Task objective
Output the material exactly, but drop every image it holds.

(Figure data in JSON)

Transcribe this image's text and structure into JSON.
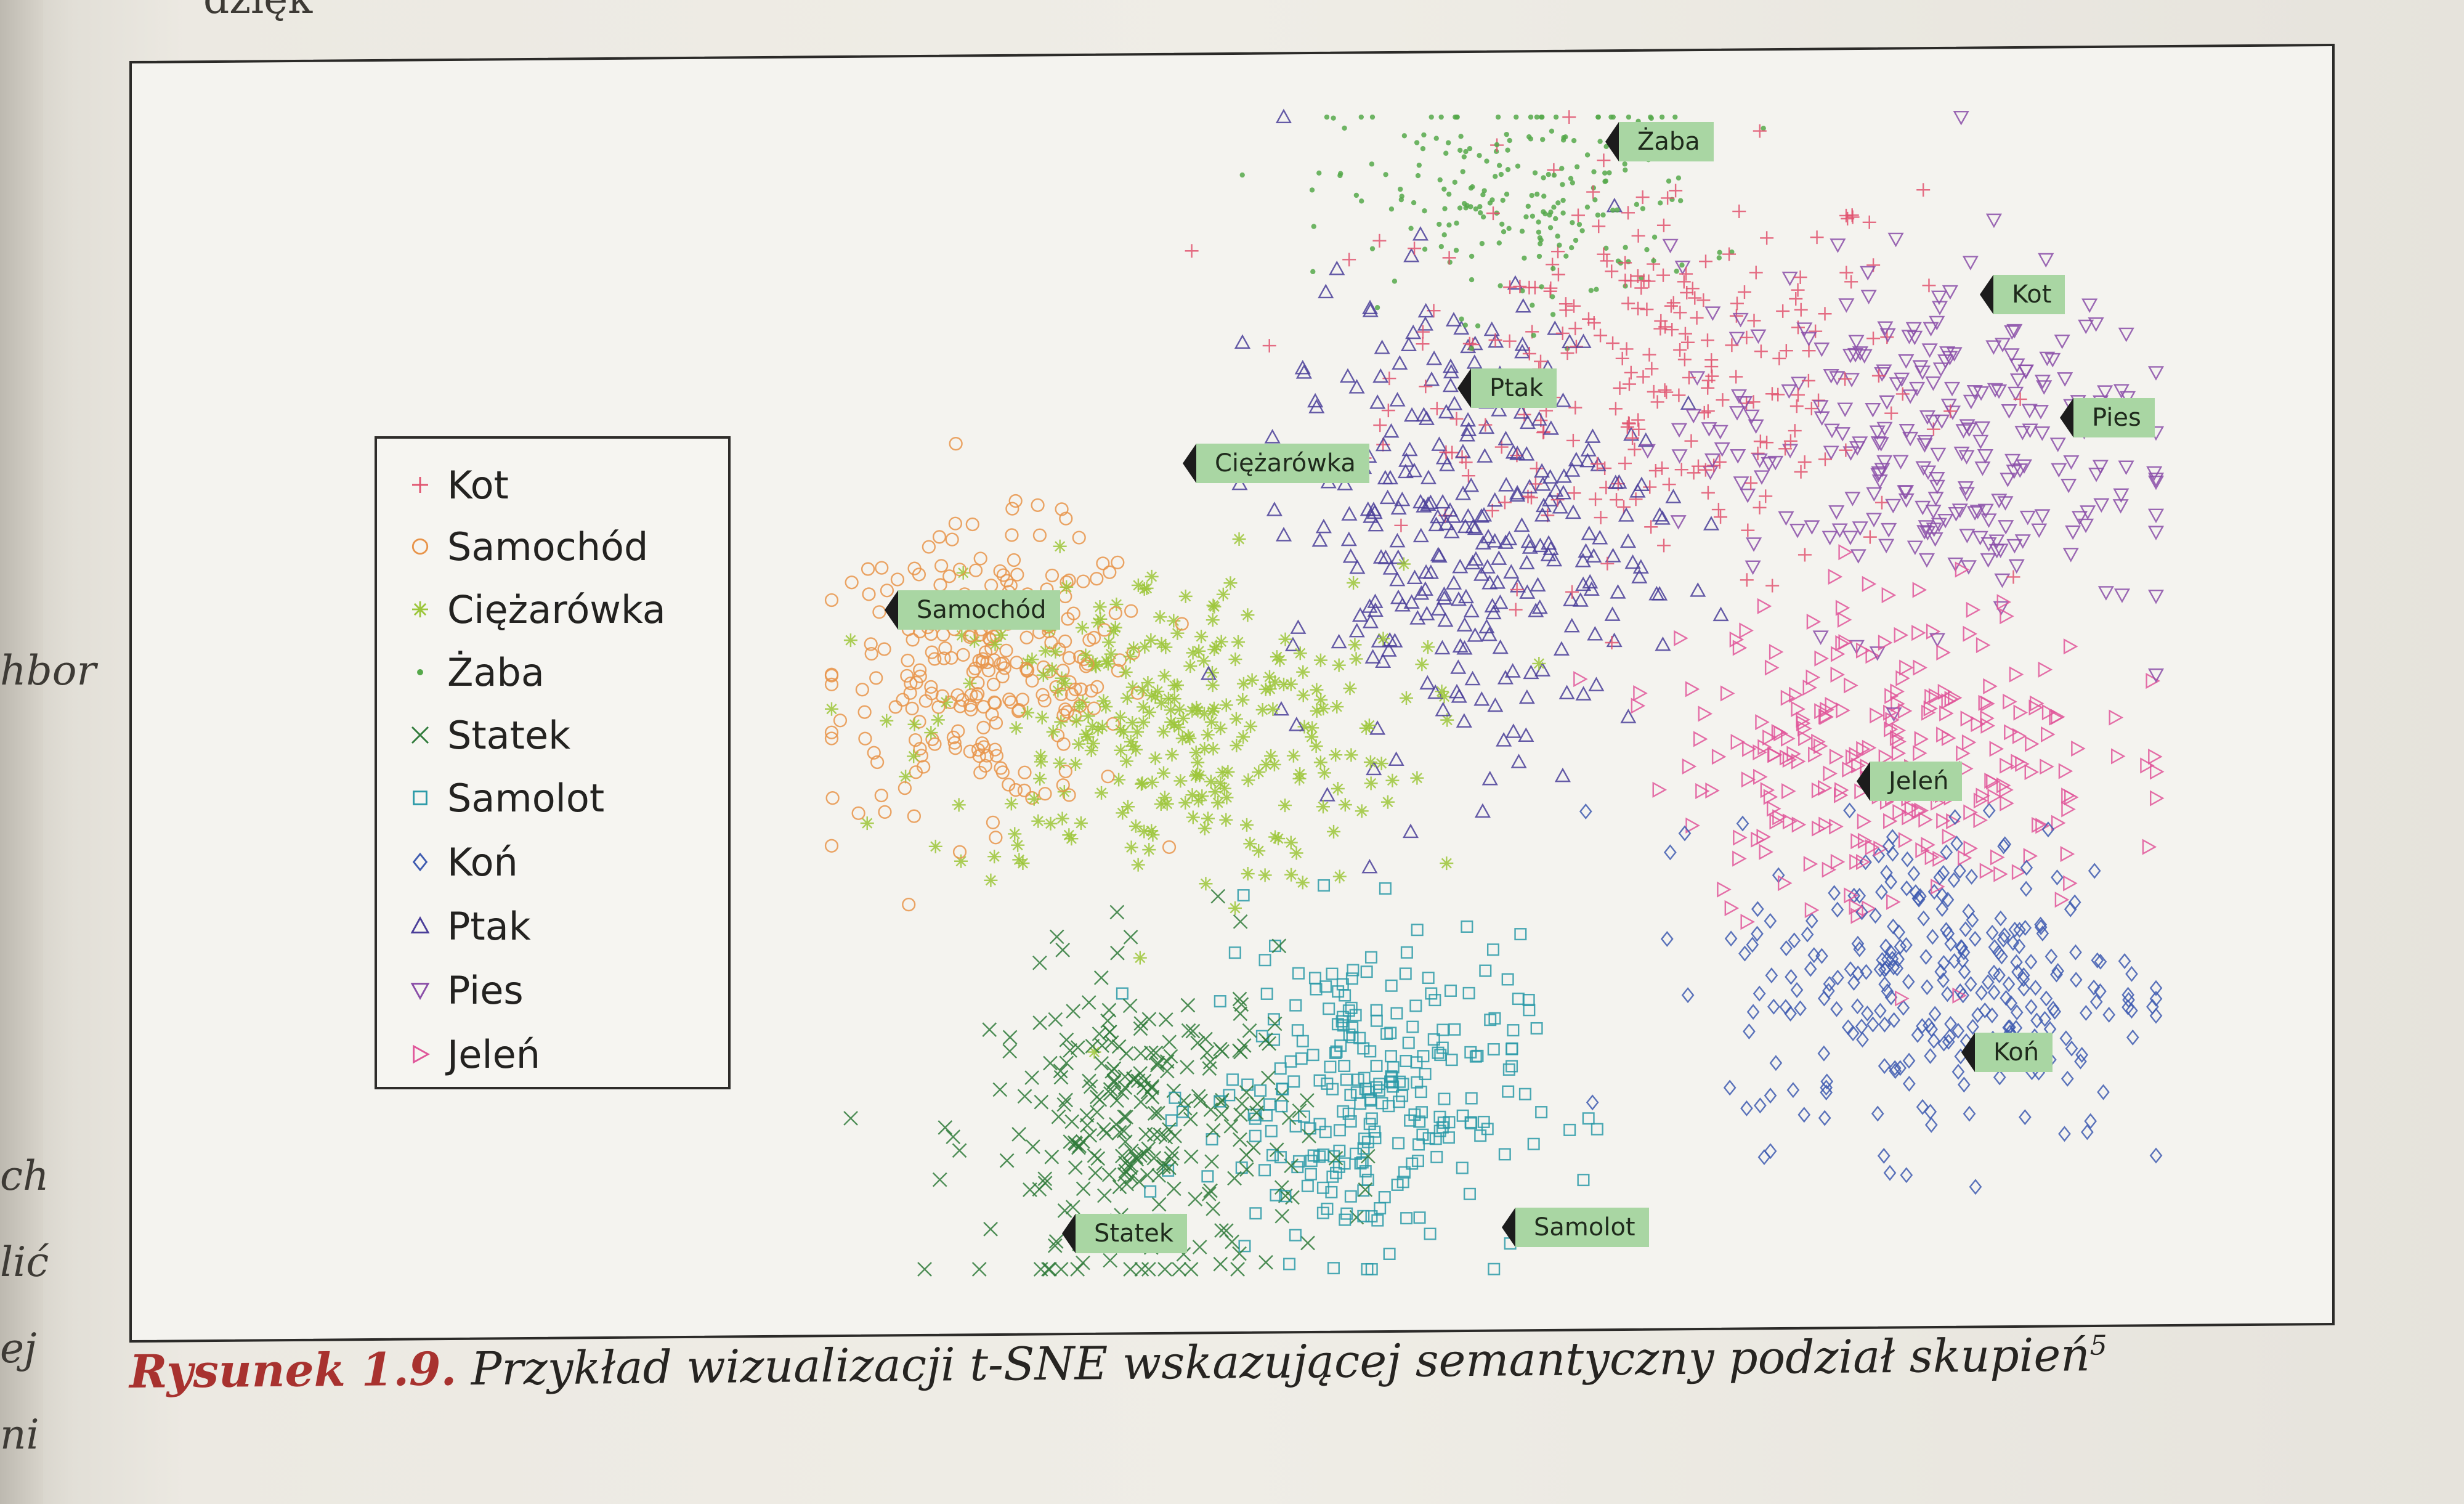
{
  "page": {
    "top_fragment": "dzięk",
    "margin_texts": [
      "hbor",
      "ch",
      "lić",
      "ej",
      "ni"
    ]
  },
  "legend": {
    "items": [
      {
        "label": "Kot",
        "marker": "plus",
        "color": "#e0526e"
      },
      {
        "label": "Samochód",
        "marker": "circle",
        "color": "#e8944a"
      },
      {
        "label": "Ciężarówka",
        "marker": "asterisk",
        "color": "#9cc63a"
      },
      {
        "label": "Żaba",
        "marker": "dot",
        "color": "#55a84a"
      },
      {
        "label": "Statek",
        "marker": "x",
        "color": "#2f7a3a"
      },
      {
        "label": "Samolot",
        "marker": "square",
        "color": "#2b9aa8"
      },
      {
        "label": "Koń",
        "marker": "diamond",
        "color": "#3e5bb0"
      },
      {
        "label": "Ptak",
        "marker": "triangle-up",
        "color": "#4a3e99"
      },
      {
        "label": "Pies",
        "marker": "triangle-down",
        "color": "#8a4ea8"
      },
      {
        "label": "Jeleń",
        "marker": "triangle-right",
        "color": "#e0569a"
      }
    ]
  },
  "chart_data": {
    "type": "scatter",
    "title": "",
    "xlabel": "",
    "ylabel": "",
    "grid": false,
    "legend_position": "left",
    "series": [
      {
        "name": "Kot",
        "marker": "plus",
        "color": "#e0526e",
        "cluster_center": [
          0.62,
          0.78
        ],
        "spread": [
          0.1,
          0.09
        ],
        "n": 260
      },
      {
        "name": "Samochód",
        "marker": "circle",
        "color": "#e8944a",
        "cluster_center": [
          0.12,
          0.52
        ],
        "spread": [
          0.06,
          0.06
        ],
        "n": 260
      },
      {
        "name": "Ciężarówka",
        "marker": "asterisk",
        "color": "#9cc63a",
        "cluster_center": [
          0.25,
          0.47
        ],
        "spread": [
          0.09,
          0.07
        ],
        "n": 300
      },
      {
        "name": "Żaba",
        "marker": "dot",
        "color": "#55a84a",
        "cluster_center": [
          0.52,
          0.93
        ],
        "spread": [
          0.07,
          0.05
        ],
        "n": 220
      },
      {
        "name": "Statek",
        "marker": "x",
        "color": "#2f7a3a",
        "cluster_center": [
          0.24,
          0.12
        ],
        "spread": [
          0.06,
          0.07
        ],
        "n": 260
      },
      {
        "name": "Samolot",
        "marker": "square",
        "color": "#2b9aa8",
        "cluster_center": [
          0.4,
          0.15
        ],
        "spread": [
          0.06,
          0.07
        ],
        "n": 260
      },
      {
        "name": "Koń",
        "marker": "diamond",
        "color": "#3e5bb0",
        "cluster_center": [
          0.84,
          0.25
        ],
        "spread": [
          0.08,
          0.07
        ],
        "n": 280
      },
      {
        "name": "Ptak",
        "marker": "triangle-up",
        "color": "#4a3e99",
        "cluster_center": [
          0.48,
          0.65
        ],
        "spread": [
          0.07,
          0.1
        ],
        "n": 300
      },
      {
        "name": "Pies",
        "marker": "triangle-down",
        "color": "#8a4ea8",
        "cluster_center": [
          0.82,
          0.72
        ],
        "spread": [
          0.09,
          0.08
        ],
        "n": 260
      },
      {
        "name": "Jeleń",
        "marker": "triangle-right",
        "color": "#e0569a",
        "cluster_center": [
          0.8,
          0.45
        ],
        "spread": [
          0.08,
          0.07
        ],
        "n": 260
      }
    ],
    "cluster_labels": [
      {
        "label": "Żaba",
        "series": "Żaba"
      },
      {
        "label": "Kot",
        "series": "Kot"
      },
      {
        "label": "Ptak",
        "series": "Ptak"
      },
      {
        "label": "Pies",
        "series": "Pies"
      },
      {
        "label": "Ciężarówka",
        "series": "Ciężarówka"
      },
      {
        "label": "Samochód",
        "series": "Samochód"
      },
      {
        "label": "Jeleń",
        "series": "Jeleń"
      },
      {
        "label": "Koń",
        "series": "Koń"
      },
      {
        "label": "Statek",
        "series": "Statek"
      },
      {
        "label": "Samolot",
        "series": "Samolot"
      }
    ]
  },
  "caption": {
    "number": "Rysunek 1.9.",
    "text": "Przykład wizualizacji t-SNE wskazującej semantyczny podział skupień",
    "footnote": "5"
  }
}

Worked answer
Transcribe this image's text and structure into JSON.
{
  "page": {
    "top_fragment": "dzięk",
    "margin_texts": [
      "hbor",
      "ch",
      "lić",
      "ej",
      "ni"
    ]
  },
  "legend": {
    "items": [
      {
        "label": "Kot",
        "marker": "plus",
        "color": "#e0526e"
      },
      {
        "label": "Samochód",
        "marker": "circle",
        "color": "#e8944a"
      },
      {
        "label": "Ciężarówka",
        "marker": "asterisk",
        "color": "#9cc63a"
      },
      {
        "label": "Żaba",
        "marker": "dot",
        "color": "#55a84a"
      },
      {
        "label": "Statek",
        "marker": "x",
        "color": "#2f7a3a"
      },
      {
        "label": "Samolot",
        "marker": "square",
        "color": "#2b9aa8"
      },
      {
        "label": "Koń",
        "marker": "diamond",
        "color": "#3e5bb0"
      },
      {
        "label": "Ptak",
        "marker": "triangle-up",
        "color": "#4a3e99"
      },
      {
        "label": "Pies",
        "marker": "triangle-down",
        "color": "#8a4ea8"
      },
      {
        "label": "Jeleń",
        "marker": "triangle-right",
        "color": "#e0569a"
      }
    ]
  },
  "chart_data": {
    "type": "scatter",
    "title": "",
    "xlabel": "",
    "ylabel": "",
    "grid": false,
    "legend_position": "left",
    "series": [
      {
        "name": "Kot",
        "marker": "plus",
        "color": "#e0526e",
        "cluster_center": [
          0.62,
          0.78
        ],
        "spread": [
          0.1,
          0.09
        ],
        "n": 260
      },
      {
        "name": "Samochód",
        "marker": "circle",
        "color": "#e8944a",
        "cluster_center": [
          0.12,
          0.52
        ],
        "spread": [
          0.06,
          0.06
        ],
        "n": 260
      },
      {
        "name": "Ciężarówka",
        "marker": "asterisk",
        "color": "#9cc63a",
        "cluster_center": [
          0.25,
          0.47
        ],
        "spread": [
          0.09,
          0.07
        ],
        "n": 300
      },
      {
        "name": "Żaba",
        "marker": "dot",
        "color": "#55a84a",
        "cluster_center": [
          0.52,
          0.93
        ],
        "spread": [
          0.07,
          0.05
        ],
        "n": 220
      },
      {
        "name": "Statek",
        "marker": "x",
        "color": "#2f7a3a",
        "cluster_center": [
          0.24,
          0.12
        ],
        "spread": [
          0.06,
          0.07
        ],
        "n": 260
      },
      {
        "name": "Samolot",
        "marker": "square",
        "color": "#2b9aa8",
        "cluster_center": [
          0.4,
          0.15
        ],
        "spread": [
          0.06,
          0.07
        ],
        "n": 260
      },
      {
        "name": "Koń",
        "marker": "diamond",
        "color": "#3e5bb0",
        "cluster_center": [
          0.84,
          0.25
        ],
        "spread": [
          0.08,
          0.07
        ],
        "n": 280
      },
      {
        "name": "Ptak",
        "marker": "triangle-up",
        "color": "#4a3e99",
        "cluster_center": [
          0.48,
          0.65
        ],
        "spread": [
          0.07,
          0.1
        ],
        "n": 300
      },
      {
        "name": "Pies",
        "marker": "triangle-down",
        "color": "#8a4ea8",
        "cluster_center": [
          0.82,
          0.72
        ],
        "spread": [
          0.09,
          0.08
        ],
        "n": 260
      },
      {
        "name": "Jeleń",
        "marker": "triangle-right",
        "color": "#e0569a",
        "cluster_center": [
          0.8,
          0.45
        ],
        "spread": [
          0.08,
          0.07
        ],
        "n": 260
      }
    ],
    "cluster_labels": [
      {
        "label": "Żaba",
        "series": "Żaba"
      },
      {
        "label": "Kot",
        "series": "Kot"
      },
      {
        "label": "Ptak",
        "series": "Ptak"
      },
      {
        "label": "Pies",
        "series": "Pies"
      },
      {
        "label": "Ciężarówka",
        "series": "Ciężarówka"
      },
      {
        "label": "Samochód",
        "series": "Samochód"
      },
      {
        "label": "Jeleń",
        "series": "Jeleń"
      },
      {
        "label": "Koń",
        "series": "Koń"
      },
      {
        "label": "Statek",
        "series": "Statek"
      },
      {
        "label": "Samolot",
        "series": "Samolot"
      }
    ]
  },
  "caption": {
    "number": "Rysunek 1.9.",
    "text": "Przykład wizualizacji t-SNE wskazującej semantyczny podział skupień",
    "footnote": "5"
  }
}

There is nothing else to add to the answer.